Given records:
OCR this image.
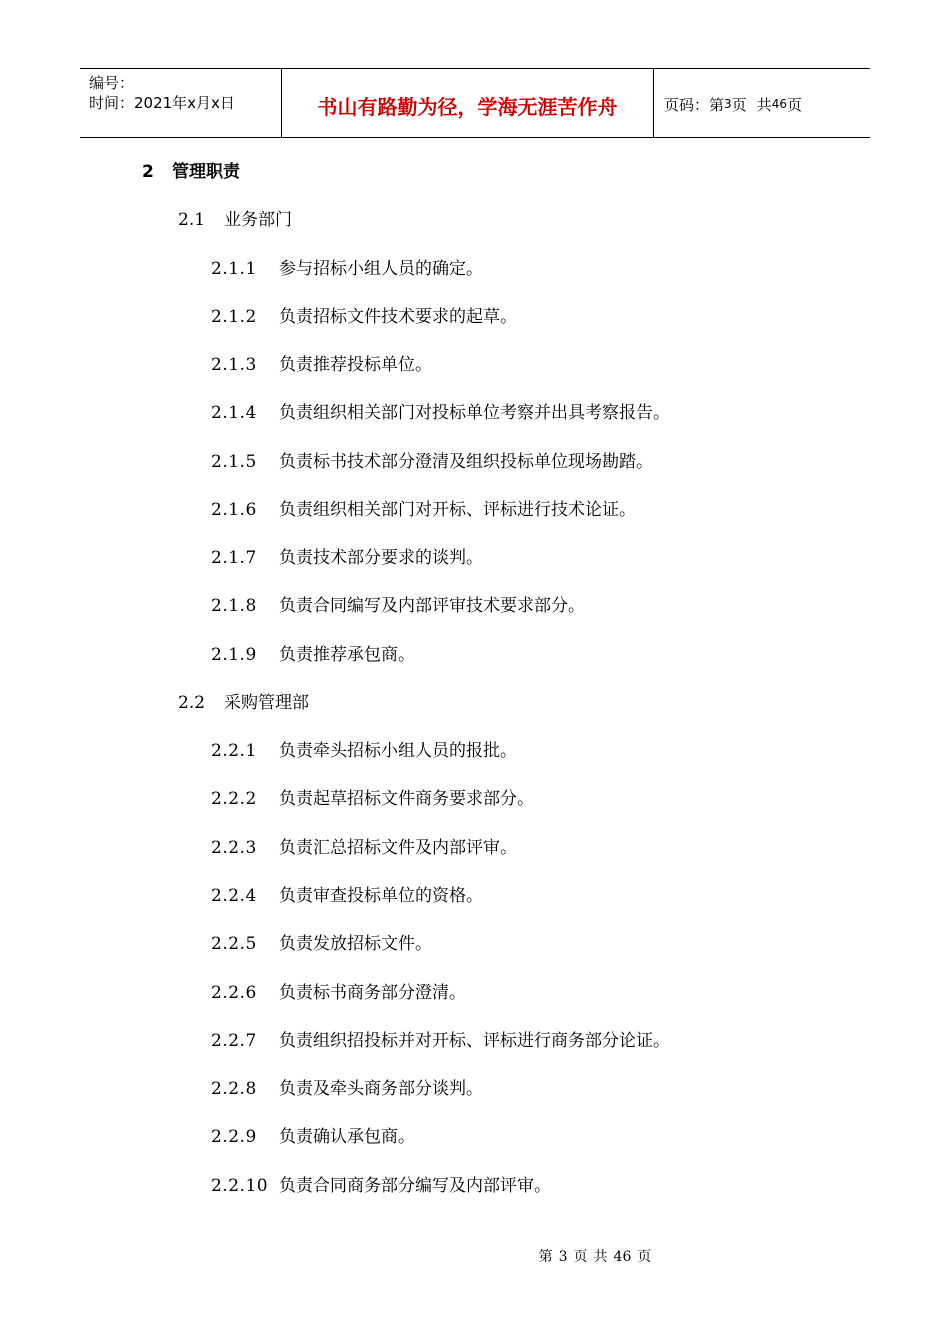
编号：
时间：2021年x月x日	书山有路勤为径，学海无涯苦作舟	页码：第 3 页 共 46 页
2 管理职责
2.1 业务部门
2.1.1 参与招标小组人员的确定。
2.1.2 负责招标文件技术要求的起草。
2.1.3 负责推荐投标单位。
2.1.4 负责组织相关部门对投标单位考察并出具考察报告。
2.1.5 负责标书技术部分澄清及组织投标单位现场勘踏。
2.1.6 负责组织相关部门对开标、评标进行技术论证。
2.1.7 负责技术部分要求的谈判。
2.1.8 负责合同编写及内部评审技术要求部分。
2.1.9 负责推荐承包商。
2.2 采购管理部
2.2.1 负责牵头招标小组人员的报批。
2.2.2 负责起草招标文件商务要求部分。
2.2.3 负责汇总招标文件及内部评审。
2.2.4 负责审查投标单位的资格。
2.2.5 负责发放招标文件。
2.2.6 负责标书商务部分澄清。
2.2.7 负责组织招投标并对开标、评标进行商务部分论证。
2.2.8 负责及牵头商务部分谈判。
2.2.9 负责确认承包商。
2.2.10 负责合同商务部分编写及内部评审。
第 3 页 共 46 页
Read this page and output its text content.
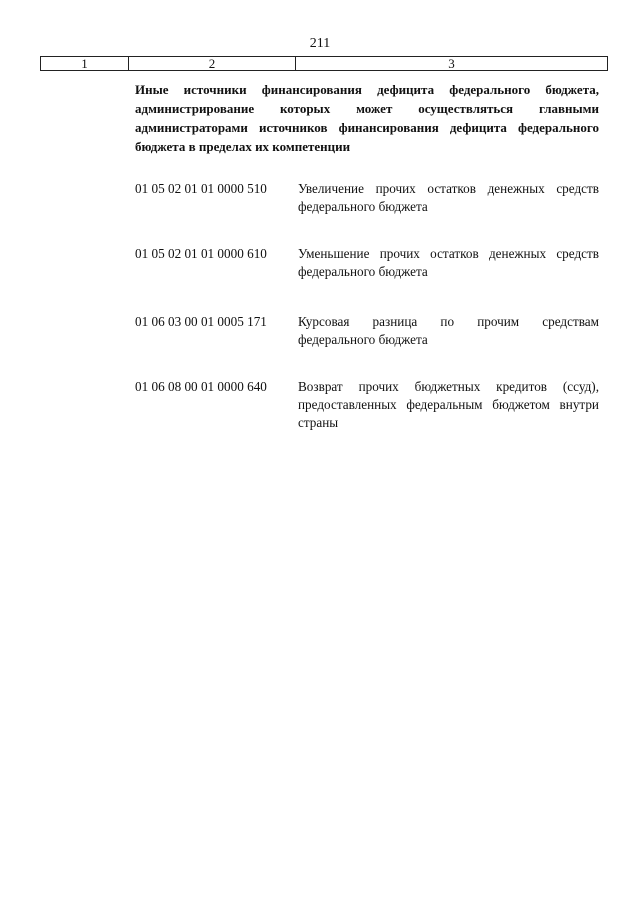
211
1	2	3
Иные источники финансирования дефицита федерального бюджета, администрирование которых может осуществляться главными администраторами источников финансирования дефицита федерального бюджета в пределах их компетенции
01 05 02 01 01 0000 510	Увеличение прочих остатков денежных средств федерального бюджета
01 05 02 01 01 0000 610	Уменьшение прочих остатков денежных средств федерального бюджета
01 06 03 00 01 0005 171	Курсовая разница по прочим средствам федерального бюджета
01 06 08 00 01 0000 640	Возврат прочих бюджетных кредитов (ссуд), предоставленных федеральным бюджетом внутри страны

Exercise details:
Skip the pictures. Please copy exactly the lines from the one with "Read this page and output its text content." through the final line of the material above, both ends included.

Expected output:
Read this page and output its text content.
211
1	2	3
Иные источники финансирования дефицита федерального бюджета, администрирование которых может осуществляться главными администраторами источников финансирования дефицита федерального бюджета в пределах их компетенции
01 05 02 01 01 0000 510	Увеличение прочих остатков денежных средств федерального бюджета
01 05 02 01 01 0000 610	Уменьшение прочих остатков денежных средств федерального бюджета
01 06 03 00 01 0005 171	Курсовая разница по прочим средствам федерального бюджета
01 06 08 00 01 0000 640	Возврат прочих бюджетных кредитов (ссуд), предоставленных федеральным бюджетом внутри страны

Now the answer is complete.